**EXTRAIT DE PAGE:**
────
Bien caractéristique aussi la fin de toute cette tirade où Tolstoï veut expliquer que ce n’est pas Napoléon qui a résolu de livrer la bataille de Borodino, mais qu’il s’est imaginé seulement que c’est lui qui l’avait voulue. « Napoléon, à Borodino, a rempli son rôle de représentant du pouvoir, aussi bien et encore mieux que dans d’autres batailles. Il n’a rien fait de nuisible à la marche de l’action ; il a toujours penché en faveur de l’idée la plus rationnelle ; il ne s’est pas embrouillé, ne s’est pas mis en contradiction avec lui-même[1], ne s’est pas effrayé, ne s’est pas sauvé du champ de bataille ; mais avec son grand tact, sa longue expérience de la guerre, a accompli son rôle, tout de forme et d’apparence, de commandant en chef. »
────
**EXERCICES:**
1. Dans l'extrait sur Napoléon à Borodino, quelles actions la citation nie-t-elle avec la tournure « ne s'est pas » ?
2. Prolongez l'extrait sur Napoléon à Borodino après sa dernière phrase.
Les données qui suivent proviennent d'une autre source.
────
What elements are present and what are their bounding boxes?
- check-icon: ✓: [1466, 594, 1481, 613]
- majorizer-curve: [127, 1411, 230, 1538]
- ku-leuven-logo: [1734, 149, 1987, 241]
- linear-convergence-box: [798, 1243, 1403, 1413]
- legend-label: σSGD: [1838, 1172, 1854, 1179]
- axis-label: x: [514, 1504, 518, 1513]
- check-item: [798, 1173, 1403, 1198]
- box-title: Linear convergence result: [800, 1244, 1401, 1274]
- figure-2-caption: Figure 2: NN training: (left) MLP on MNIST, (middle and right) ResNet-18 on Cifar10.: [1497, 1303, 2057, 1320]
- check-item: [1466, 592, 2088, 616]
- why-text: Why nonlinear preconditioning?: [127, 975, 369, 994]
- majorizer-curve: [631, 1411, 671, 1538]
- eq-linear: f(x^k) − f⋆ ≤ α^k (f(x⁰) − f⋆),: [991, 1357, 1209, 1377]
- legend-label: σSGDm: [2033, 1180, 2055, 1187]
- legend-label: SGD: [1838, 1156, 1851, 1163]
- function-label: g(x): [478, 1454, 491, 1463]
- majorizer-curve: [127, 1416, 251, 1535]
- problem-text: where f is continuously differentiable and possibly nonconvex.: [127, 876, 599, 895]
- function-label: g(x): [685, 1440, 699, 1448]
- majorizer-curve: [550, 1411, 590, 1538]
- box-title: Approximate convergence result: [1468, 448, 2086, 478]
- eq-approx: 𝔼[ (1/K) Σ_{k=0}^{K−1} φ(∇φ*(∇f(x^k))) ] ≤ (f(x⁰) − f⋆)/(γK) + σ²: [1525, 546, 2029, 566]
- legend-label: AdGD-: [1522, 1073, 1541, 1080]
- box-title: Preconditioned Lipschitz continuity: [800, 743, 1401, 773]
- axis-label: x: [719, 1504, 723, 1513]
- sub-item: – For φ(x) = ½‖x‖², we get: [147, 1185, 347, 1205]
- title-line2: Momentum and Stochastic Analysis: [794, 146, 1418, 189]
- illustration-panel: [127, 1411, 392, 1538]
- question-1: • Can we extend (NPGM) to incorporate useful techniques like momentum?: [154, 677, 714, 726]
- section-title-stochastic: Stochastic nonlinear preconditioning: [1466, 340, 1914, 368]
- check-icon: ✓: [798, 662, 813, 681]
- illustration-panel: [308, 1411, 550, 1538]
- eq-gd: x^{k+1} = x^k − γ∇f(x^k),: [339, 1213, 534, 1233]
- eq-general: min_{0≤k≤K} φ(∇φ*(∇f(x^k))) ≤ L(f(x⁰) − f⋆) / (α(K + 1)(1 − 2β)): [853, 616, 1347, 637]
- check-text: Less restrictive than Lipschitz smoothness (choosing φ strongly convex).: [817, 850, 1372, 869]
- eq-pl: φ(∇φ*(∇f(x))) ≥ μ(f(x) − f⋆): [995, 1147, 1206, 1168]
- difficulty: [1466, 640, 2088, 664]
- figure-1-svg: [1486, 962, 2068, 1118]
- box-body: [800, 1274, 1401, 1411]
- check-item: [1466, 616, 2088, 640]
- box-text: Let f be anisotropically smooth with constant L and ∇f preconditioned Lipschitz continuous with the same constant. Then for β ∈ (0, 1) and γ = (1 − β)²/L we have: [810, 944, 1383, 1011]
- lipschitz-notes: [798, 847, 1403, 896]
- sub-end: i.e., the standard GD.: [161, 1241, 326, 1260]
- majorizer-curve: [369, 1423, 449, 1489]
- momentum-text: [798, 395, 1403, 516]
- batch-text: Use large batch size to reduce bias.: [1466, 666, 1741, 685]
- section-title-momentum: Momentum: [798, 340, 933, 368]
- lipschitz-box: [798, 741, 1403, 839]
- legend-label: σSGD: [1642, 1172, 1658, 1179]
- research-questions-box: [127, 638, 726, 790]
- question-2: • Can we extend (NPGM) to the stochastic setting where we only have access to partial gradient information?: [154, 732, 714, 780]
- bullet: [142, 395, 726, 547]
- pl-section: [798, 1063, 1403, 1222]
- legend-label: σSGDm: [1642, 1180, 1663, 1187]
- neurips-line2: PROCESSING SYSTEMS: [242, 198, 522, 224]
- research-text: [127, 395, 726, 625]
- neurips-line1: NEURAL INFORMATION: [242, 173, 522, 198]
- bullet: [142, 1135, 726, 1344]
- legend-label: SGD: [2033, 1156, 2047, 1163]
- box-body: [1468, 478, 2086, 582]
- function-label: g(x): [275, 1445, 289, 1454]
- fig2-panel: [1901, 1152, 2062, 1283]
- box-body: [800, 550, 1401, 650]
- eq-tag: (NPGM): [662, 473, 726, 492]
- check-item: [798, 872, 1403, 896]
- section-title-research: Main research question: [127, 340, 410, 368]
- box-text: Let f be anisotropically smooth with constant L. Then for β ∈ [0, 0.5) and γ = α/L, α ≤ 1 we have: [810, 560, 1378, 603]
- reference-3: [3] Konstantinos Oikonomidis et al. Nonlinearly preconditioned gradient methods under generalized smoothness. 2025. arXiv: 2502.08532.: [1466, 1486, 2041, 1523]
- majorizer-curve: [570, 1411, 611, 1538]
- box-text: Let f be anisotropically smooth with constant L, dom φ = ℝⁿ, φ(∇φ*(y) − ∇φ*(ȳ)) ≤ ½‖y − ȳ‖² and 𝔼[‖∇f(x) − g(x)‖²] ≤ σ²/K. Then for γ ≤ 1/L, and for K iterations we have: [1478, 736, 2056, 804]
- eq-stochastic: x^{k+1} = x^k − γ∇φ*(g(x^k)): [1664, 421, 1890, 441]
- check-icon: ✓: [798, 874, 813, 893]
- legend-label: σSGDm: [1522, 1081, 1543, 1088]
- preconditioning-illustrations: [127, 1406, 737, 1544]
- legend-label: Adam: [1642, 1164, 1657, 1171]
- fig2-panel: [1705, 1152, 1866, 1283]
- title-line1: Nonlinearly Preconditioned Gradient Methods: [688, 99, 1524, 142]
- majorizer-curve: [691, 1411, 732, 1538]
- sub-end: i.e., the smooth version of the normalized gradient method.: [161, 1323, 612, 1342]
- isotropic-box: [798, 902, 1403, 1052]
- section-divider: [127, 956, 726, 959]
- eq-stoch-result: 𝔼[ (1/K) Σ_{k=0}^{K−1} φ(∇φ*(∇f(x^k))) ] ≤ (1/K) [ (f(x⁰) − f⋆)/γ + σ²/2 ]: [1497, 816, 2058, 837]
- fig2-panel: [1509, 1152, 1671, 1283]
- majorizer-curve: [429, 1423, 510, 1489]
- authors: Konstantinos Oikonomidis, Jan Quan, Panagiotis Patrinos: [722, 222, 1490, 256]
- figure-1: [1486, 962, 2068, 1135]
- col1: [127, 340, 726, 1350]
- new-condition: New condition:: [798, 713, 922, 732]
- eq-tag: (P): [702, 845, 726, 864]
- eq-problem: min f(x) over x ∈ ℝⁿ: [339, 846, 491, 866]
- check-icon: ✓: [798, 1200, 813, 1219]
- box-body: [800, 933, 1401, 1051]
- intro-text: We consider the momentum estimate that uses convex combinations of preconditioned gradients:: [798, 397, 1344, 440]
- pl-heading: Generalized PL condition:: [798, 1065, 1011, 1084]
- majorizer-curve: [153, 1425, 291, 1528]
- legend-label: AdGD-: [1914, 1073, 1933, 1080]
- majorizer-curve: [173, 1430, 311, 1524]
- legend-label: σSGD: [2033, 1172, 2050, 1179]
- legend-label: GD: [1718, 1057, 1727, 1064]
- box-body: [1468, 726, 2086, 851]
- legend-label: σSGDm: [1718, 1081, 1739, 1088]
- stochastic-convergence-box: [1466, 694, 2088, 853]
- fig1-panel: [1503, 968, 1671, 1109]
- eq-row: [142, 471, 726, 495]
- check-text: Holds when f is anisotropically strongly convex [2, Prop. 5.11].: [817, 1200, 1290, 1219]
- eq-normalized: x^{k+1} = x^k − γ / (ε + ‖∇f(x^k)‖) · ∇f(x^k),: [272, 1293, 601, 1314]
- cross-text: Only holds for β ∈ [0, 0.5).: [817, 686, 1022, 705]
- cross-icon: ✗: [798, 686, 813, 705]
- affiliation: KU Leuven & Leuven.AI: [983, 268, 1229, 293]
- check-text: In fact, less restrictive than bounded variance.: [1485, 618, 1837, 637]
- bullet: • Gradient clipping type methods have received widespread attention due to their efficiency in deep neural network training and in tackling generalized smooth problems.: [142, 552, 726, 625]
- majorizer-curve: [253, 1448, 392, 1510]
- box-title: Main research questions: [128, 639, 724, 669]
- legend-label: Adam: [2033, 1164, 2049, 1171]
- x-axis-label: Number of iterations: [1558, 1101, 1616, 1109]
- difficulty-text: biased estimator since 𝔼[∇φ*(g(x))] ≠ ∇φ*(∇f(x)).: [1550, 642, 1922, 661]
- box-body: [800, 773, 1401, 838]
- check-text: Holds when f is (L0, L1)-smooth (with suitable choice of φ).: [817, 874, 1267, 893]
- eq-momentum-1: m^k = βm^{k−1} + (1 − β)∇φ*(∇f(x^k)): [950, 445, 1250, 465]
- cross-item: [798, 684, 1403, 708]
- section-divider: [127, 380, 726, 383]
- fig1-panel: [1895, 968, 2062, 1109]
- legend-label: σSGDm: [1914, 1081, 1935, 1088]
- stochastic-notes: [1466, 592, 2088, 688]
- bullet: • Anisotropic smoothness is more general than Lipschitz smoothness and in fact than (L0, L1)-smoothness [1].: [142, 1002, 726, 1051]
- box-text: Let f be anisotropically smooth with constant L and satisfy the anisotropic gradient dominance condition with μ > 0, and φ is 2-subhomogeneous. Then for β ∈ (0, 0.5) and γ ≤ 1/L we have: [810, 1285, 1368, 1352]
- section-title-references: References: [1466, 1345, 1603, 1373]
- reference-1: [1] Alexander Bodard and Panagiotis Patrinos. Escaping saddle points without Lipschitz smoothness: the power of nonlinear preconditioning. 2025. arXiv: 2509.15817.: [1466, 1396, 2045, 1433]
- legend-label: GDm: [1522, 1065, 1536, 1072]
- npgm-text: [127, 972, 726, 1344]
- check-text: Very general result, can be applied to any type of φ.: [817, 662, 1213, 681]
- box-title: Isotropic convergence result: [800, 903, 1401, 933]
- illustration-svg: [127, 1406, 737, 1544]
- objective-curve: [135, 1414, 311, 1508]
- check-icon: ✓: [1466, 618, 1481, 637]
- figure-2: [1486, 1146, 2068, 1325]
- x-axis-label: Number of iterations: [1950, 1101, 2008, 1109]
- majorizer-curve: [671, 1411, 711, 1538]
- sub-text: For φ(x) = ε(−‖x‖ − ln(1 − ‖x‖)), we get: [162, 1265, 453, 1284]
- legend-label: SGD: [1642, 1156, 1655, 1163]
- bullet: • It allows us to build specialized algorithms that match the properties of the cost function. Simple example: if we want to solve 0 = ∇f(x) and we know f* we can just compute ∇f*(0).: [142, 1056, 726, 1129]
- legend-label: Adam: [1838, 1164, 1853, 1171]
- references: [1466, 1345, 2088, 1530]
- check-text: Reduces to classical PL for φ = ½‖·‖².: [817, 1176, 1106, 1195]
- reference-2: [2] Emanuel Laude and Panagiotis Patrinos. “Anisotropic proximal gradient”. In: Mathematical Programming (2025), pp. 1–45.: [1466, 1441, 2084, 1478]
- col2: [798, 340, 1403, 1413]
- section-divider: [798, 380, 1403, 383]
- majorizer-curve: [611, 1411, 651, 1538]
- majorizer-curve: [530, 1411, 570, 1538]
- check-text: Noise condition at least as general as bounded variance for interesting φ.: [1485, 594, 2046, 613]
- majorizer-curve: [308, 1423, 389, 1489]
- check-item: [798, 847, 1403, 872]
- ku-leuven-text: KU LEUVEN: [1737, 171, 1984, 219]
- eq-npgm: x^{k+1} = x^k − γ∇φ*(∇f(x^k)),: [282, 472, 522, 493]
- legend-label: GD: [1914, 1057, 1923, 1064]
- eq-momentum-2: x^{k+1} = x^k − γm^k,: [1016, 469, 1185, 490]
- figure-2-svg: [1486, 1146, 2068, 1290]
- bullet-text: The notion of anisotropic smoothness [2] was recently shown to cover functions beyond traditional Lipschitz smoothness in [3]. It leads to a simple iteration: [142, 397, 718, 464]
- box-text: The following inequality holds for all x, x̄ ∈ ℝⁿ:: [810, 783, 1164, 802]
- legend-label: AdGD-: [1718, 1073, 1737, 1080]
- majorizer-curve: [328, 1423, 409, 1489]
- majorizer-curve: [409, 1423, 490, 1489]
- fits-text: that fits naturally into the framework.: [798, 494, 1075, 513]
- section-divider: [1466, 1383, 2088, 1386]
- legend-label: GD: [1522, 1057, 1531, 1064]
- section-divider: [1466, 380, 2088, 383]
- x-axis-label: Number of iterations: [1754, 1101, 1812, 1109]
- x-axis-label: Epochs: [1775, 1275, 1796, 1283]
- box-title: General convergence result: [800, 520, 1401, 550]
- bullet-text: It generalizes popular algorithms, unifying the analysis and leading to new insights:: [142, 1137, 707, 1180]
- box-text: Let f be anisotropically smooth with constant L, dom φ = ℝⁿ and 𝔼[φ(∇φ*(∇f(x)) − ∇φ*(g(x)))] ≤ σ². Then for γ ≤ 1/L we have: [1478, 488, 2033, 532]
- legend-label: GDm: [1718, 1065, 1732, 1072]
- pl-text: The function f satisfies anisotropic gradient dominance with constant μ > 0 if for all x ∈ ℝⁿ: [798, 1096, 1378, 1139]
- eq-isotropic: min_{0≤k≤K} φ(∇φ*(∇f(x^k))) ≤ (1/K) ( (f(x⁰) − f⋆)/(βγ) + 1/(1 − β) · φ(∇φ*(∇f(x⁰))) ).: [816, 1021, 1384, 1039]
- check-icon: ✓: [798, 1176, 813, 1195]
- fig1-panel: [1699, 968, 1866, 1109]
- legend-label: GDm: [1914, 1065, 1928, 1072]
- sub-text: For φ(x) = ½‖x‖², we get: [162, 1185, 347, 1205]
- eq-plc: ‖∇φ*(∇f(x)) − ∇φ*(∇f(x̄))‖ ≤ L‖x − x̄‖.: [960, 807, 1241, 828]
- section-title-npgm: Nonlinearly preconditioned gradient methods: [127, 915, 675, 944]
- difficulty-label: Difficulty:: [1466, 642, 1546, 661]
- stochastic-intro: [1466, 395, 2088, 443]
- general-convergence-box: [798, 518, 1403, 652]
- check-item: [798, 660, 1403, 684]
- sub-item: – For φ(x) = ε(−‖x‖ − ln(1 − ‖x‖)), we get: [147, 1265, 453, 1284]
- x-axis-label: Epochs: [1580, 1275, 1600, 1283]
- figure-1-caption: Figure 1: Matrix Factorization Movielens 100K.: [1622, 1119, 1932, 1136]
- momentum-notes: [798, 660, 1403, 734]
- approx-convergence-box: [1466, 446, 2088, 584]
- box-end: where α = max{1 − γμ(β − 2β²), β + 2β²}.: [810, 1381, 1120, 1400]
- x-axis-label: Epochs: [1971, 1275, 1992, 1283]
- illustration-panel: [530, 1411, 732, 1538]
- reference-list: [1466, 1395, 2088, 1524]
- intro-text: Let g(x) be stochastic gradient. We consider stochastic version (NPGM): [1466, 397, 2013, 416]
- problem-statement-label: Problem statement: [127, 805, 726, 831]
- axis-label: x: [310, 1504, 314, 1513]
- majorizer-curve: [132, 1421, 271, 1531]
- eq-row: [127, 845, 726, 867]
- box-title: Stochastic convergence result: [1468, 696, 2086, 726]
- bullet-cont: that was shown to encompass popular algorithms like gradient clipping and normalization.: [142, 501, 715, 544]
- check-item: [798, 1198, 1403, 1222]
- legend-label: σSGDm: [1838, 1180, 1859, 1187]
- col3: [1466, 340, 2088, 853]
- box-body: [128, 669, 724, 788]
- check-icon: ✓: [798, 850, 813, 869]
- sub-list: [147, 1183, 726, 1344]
────
**RÉPONSES PAR TÂCHE:**
1.
- s'embrouiller
- se mettre en contradiction avec lui-même
- s'effrayer
- se sauver du champ de bataille

2.
Inutile, je pense, d’insister sur la contradiction où tombe encore ici Tolstoï, entre le rôle seulement d’apparence qu’il attribue d’abord à Napoléon comme représentant du pouvoir, et le rôle effectif qu’il lui reconnaît ensuite, par là même qu’il nous dit que Napoléon n’a rien fait qui pût nuire à la marche du combat, et a toujours penché en faveur de l’idée la plus rationnelle. Car cette contradiction n’a pu échapper à un lecteur tant soit peu attentif. L’important, c’est de remonter une fois encore à la source de toutes ces contradictions. Du reste, elle est toujours la même : c’est l’habitude de ne représenter qu’une face des phénomènes transportée indûment dans un domaine des opérations de l’esprit qui exige au contraire leur examen sous toutes les faces possibles. Un emprunt au livre de Trochu nous permettra de le démontrer. Prenons la suite de la description du commencement d’un combat que nous avons citée plus haut. Nous nous y sommes arrêté, comme on peut se le rappeler, au moment où les troupes pénètrent dans la zone des feux, et où les chefs ont le devoir de les électriser par leur attitude calme et par une parole dite à propos.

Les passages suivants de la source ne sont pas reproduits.